> _What is being asked_: Review the material and extract every line in which the word "September" occurs.

> _Rows_:
-.-.-

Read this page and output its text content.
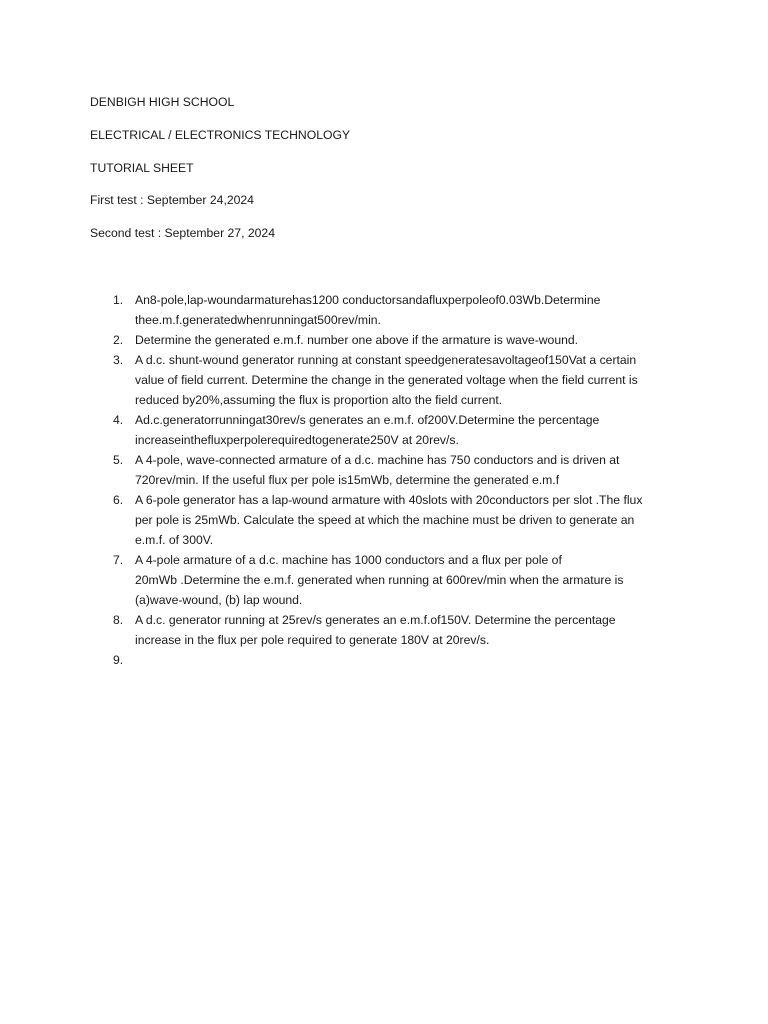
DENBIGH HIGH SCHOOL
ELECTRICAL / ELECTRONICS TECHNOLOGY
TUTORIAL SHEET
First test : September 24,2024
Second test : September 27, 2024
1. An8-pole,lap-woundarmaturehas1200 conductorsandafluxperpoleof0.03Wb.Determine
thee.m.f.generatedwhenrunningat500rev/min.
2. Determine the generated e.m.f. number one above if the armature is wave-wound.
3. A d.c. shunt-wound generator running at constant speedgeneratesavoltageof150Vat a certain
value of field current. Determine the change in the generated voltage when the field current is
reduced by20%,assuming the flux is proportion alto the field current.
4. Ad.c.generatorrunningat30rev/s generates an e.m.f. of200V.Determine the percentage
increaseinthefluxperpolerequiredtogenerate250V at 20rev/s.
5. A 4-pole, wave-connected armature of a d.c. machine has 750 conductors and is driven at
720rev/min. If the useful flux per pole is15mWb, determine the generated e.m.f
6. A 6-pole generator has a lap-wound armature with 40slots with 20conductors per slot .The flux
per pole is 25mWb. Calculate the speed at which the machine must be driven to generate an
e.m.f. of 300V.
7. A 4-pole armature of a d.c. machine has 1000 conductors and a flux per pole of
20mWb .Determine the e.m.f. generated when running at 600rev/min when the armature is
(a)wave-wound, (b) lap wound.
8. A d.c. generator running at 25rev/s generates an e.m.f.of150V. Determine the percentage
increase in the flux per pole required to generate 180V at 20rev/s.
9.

-.-.-

> _Correct result_:
First test : September 24,2024
Second test : September 27, 2024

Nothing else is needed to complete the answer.